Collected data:
════════════════

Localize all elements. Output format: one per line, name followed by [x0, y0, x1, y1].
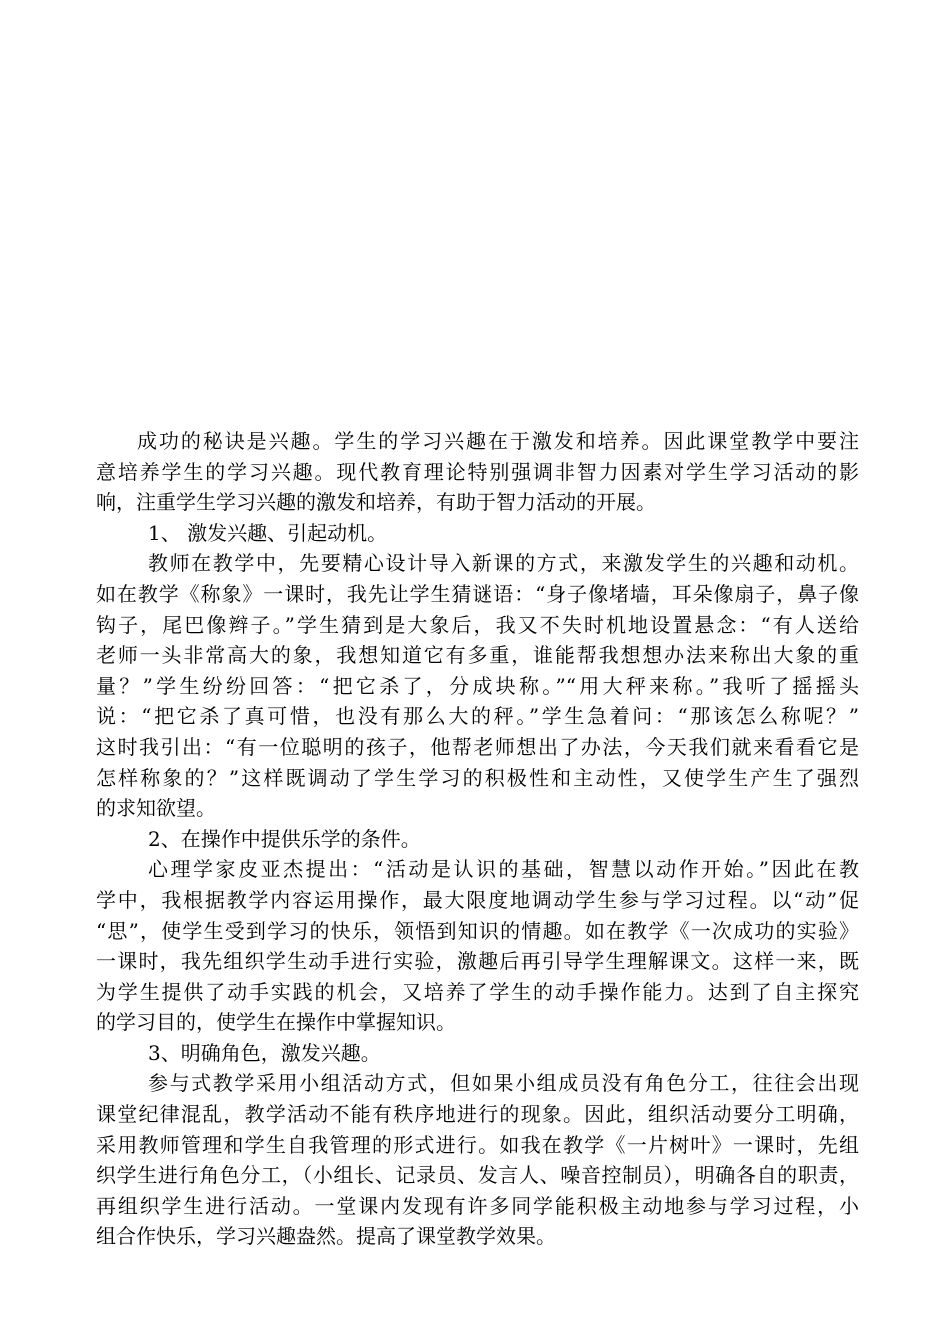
- section-heading-1: 1、 激发兴趣、引起动机。: [148, 520, 388, 545]
- document-body: [96, 426, 859, 1252]
- paragraph-section-2-line: 心理学家皮亚杰提出：“活动是认识的基础，智慧以动作开始。”因此在教: [148, 857, 859, 882]
- paragraph-section-2-line: 为学生提供了动手实践的机会，又培养了学生的动手操作能力。达到了自主探究: [96, 979, 859, 1004]
- paragraph-section-1-line: 钩子，尾巴像辫子。”学生猜到是大象后，我又不失时机地设置悬念：“有人送给: [96, 612, 859, 637]
- paragraph-section-1-line: 老师一头非常高大的象，我想知道它有多重，谁能帮我想想办法来称出大象的重: [96, 643, 859, 668]
- paragraph-section-1-line: 怎样称象的？”这样既调动了学生学习的积极性和主动性，又使学生产生了强烈: [96, 765, 859, 790]
- paragraph-intro-line: 意培养学生的学习兴趣。现代教育理论特别强调非智力因素对学生学习活动的影: [96, 459, 859, 484]
- paragraph-section-3-line: 采用教师管理和学生自我管理的形式进行。如我在教学《一片树叶》一课时，先组: [96, 1132, 859, 1157]
- paragraph-section-1-line: 的求知欲望。: [96, 796, 216, 821]
- section-heading-2: 2、在操作中提供乐学的条件。: [148, 826, 421, 851]
- paragraph-intro-line: 响，注重学生学习兴趣的激发和培养，有助于智力活动的开展。: [96, 490, 656, 515]
- paragraph-section-3-line: 组合作快乐，学习兴趣盎然。提高了课堂教学效果。: [96, 1224, 556, 1249]
- paragraph-section-1-line: 量？”学生纷纷回答：“把它杀了，分成块称。”“用大秤来称。”我听了摇摇头: [96, 673, 859, 698]
- paragraph-section-1-line: 说：“把它杀了真可惜，也没有那么大的秤。”学生急着问：“那该怎么称呢？”: [96, 704, 859, 729]
- paragraph-section-3-line: 课堂纪律混乱，教学活动不能有秩序地进行的现象。因此，组织活动要分工明确，: [96, 1102, 859, 1127]
- paragraph-section-3-line: 参与式教学采用小组活动方式，但如果小组成员没有角色分工，往往会出现: [148, 1071, 859, 1096]
- paragraph-section-3-line: 织学生进行角色分工，（小组长、记录员、发言人、噪音控制员），明确各自的职责，: [96, 1163, 859, 1188]
- paragraph-section-1-line: 这时我引出：“有一位聪明的孩子，他帮老师想出了办法，今天我们就来看看它是: [96, 734, 859, 759]
- paragraph-section-2-line: “思”，使学生受到学习的快乐，领悟到知识的情趣。如在教学《一次成功的实验》: [96, 918, 859, 943]
- paragraph-section-2-line: 学中，我根据教学内容运用操作，最大限度地调动学生参与学习过程。以“动”促: [96, 887, 859, 912]
- paragraph-intro-line: 成功的秘诀是兴趣。学生的学习兴趣在于激发和培养。因此课堂教学中要注: [137, 429, 859, 453]
- paragraph-section-2-line: 一课时，我先组织学生动手进行实验，激趣后再引导学生理解课文。这样一来，既: [96, 949, 859, 974]
- paragraph-section-2-line: 的学习目的，使学生在操作中掌握知识。: [96, 1010, 456, 1035]
- paragraph-section-1-line: 如在教学《称象》一课时，我先让学生猜谜语：“身子像堵墙，耳朵像扇子，鼻子像: [96, 581, 859, 606]
- paragraph-section-1-line: 教师在教学中，先要精心设计导入新课的方式，来激发学生的兴趣和动机。: [148, 551, 859, 576]
- section-heading-3: 3、明确角色，激发兴趣。: [148, 1040, 381, 1065]
- paragraph-section-3-line: 再组织学生进行活动。一堂课内发现有许多同学能积极主动地参与学习过程，小: [96, 1193, 859, 1218]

════════════════

*WHAT YOU HAVE TO DO*.
Return every line above that contains the string "heading". Treat uppercase and lowercase letters as different.

*RESPONSE*.
- section-heading-1: 1、 激发兴趣、引起动机。: [148, 520, 388, 545]
- section-heading-2: 2、在操作中提供乐学的条件。: [148, 826, 421, 851]
- section-heading-3: 3、明确角色，激发兴趣。: [148, 1040, 381, 1065]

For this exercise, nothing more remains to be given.